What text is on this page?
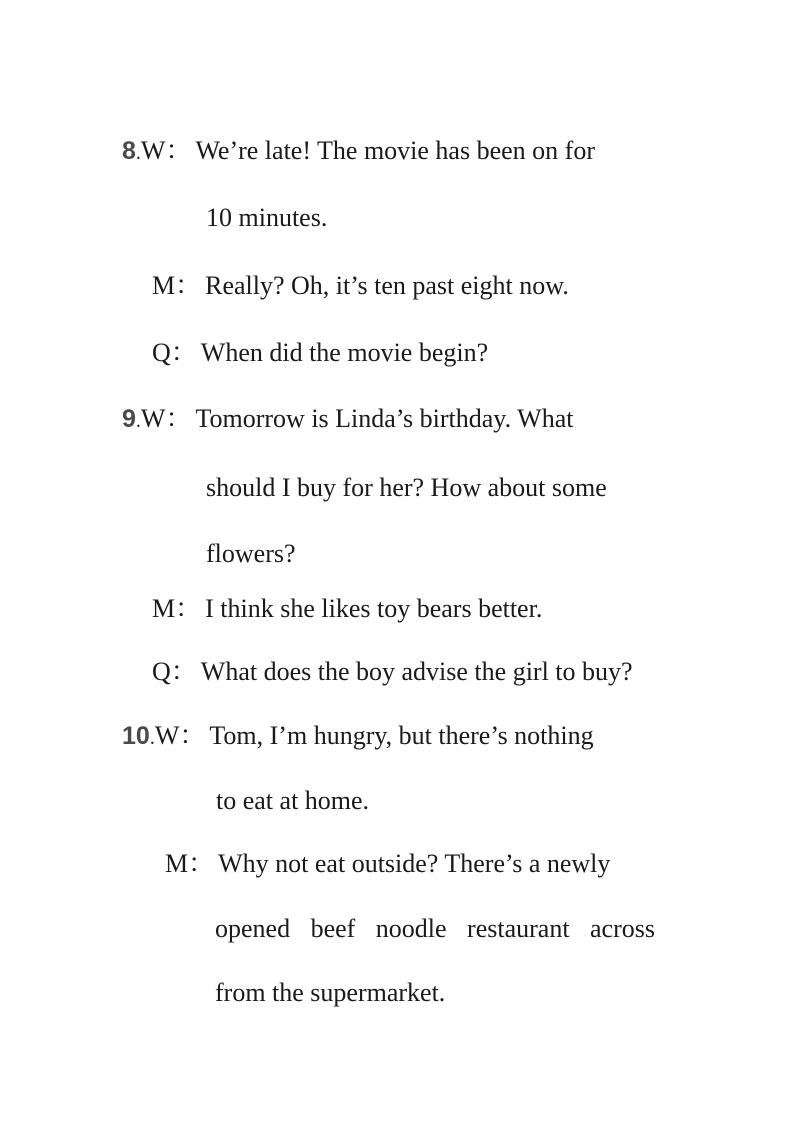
8.W： We’re late! The movie has been on for
10 minutes.
M： Really? Oh, it’s ten past eight now.
Q： When did the movie begin?
9.W： Tomorrow is Linda’s birthday. What
should I buy for her? How about some
flowers?
M： I think she likes toy bears better.
Q： What does the boy advise the girl to buy?
10.W： Tom, I’m hungry, but there’s nothing
to eat at home.
M： Why not eat outside? There’s a newly
opened beef noodle restaurant across
from the supermarket.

*TO BE DONE*. Would you return the data exactly as written, without the pictures?

*RESULT FOR THIS TASK*.
What text is on this page?
8.W： We’re late! The movie has been on for
10 minutes.
M： Really? Oh, it’s ten past eight now.
Q： When did the movie begin?
9.W： Tomorrow is Linda’s birthday. What
should I buy for her? How about some
flowers?
M： I think she likes toy bears better.
Q： What does the boy advise the girl to buy?
10.W： Tom, I’m hungry, but there’s nothing
to eat at home.
M： Why not eat outside? There’s a newly
opened beef noodle restaurant across
from the supermarket.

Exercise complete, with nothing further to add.